GIVEN INSTRUCTION
Please copy every line of the records below that holds the word "háztartások".

______________________________

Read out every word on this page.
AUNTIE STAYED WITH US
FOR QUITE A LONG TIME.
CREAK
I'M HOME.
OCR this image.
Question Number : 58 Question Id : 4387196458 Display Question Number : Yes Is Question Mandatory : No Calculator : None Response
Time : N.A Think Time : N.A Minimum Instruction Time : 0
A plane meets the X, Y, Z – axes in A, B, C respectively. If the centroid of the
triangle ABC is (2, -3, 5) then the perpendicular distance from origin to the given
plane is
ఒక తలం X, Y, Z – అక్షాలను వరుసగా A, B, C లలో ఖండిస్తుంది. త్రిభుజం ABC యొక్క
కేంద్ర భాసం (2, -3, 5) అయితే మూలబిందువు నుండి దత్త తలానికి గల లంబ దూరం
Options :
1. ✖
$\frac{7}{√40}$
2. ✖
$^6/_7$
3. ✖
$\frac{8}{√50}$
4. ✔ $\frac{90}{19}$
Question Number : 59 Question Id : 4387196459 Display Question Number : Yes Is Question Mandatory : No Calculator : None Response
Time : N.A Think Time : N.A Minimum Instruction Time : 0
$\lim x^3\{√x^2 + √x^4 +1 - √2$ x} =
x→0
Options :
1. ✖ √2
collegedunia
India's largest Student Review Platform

______________________________

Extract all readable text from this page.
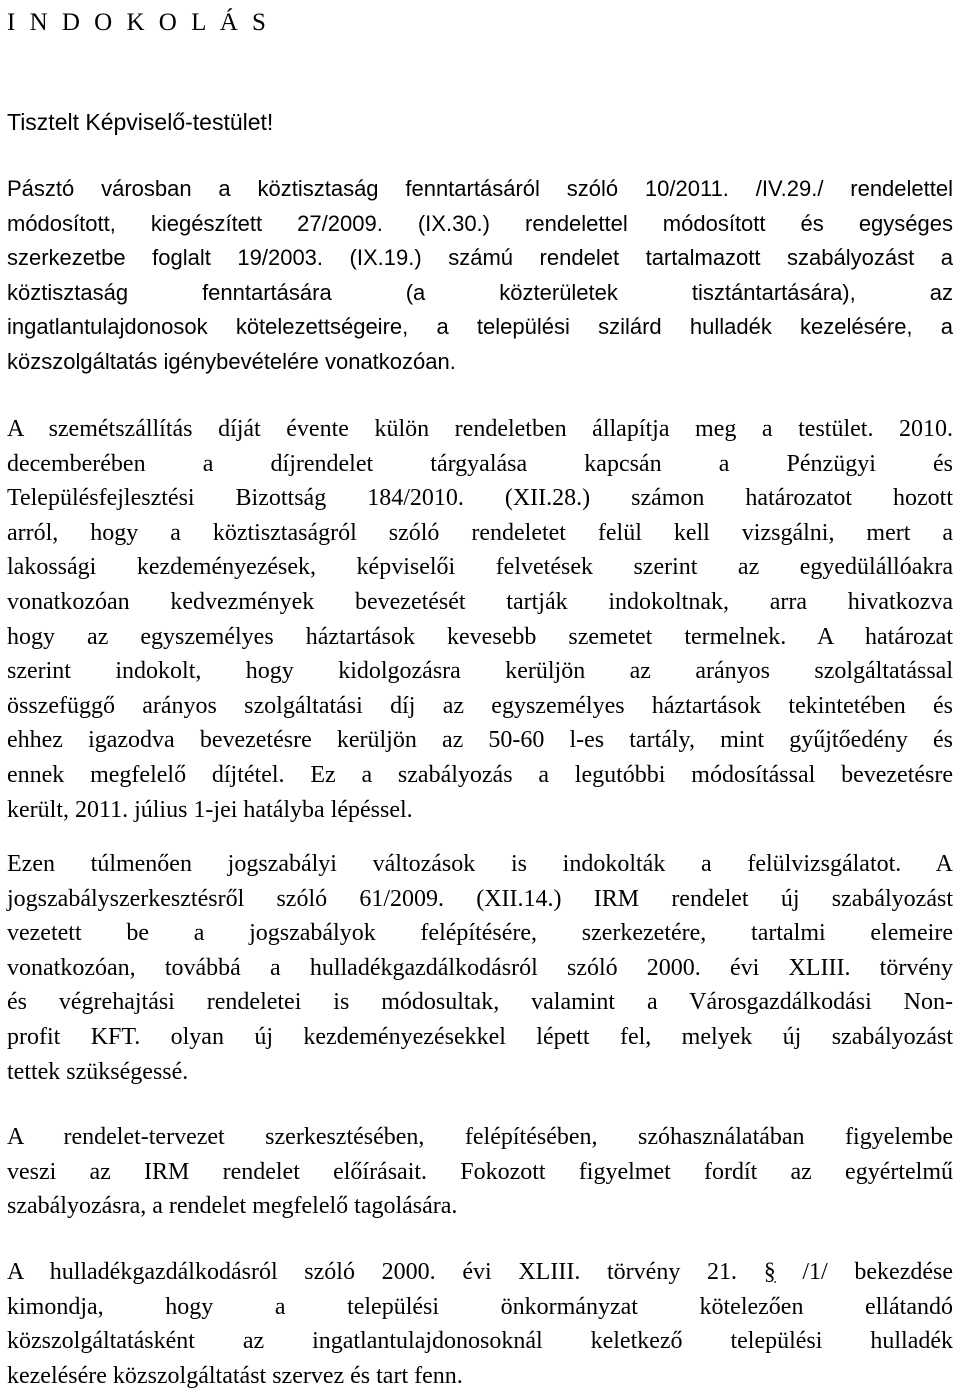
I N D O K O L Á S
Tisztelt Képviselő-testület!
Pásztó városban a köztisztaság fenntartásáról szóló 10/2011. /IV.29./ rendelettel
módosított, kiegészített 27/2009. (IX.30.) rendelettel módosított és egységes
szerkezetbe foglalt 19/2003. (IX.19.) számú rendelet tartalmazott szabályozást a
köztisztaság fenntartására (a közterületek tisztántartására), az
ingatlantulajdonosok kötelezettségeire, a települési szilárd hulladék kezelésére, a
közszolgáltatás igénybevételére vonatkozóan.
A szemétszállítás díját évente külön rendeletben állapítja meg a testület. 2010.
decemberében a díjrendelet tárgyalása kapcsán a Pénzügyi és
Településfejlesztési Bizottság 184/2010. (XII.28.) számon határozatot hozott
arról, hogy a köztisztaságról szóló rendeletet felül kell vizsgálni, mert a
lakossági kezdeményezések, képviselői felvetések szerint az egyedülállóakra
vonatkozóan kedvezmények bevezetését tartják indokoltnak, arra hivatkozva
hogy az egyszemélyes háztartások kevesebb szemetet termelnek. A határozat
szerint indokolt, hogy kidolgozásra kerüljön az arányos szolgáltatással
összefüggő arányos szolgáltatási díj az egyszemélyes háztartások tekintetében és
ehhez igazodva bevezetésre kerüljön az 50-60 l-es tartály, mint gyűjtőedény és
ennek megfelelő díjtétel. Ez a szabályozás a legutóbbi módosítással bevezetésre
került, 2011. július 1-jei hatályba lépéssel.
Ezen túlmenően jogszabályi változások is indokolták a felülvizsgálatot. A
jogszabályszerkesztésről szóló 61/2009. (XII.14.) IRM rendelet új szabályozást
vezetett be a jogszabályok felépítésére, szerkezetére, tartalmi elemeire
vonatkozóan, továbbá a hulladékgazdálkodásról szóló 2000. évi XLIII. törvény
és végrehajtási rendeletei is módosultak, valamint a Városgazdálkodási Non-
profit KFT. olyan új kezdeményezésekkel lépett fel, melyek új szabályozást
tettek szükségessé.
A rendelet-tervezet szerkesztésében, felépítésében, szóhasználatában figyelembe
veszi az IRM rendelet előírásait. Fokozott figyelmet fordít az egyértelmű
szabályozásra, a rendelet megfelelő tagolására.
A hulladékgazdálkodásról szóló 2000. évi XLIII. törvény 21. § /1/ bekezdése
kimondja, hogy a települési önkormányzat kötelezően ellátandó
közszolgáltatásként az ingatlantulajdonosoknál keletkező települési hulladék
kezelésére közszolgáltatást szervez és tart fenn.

______________________________

SOLUTION TO THE PROBLEM
hogy az egyszemélyes háztartások kevesebb szemetet termelnek. A határozat
összefüggő arányos szolgáltatási díj az egyszemélyes háztartások tekintetében és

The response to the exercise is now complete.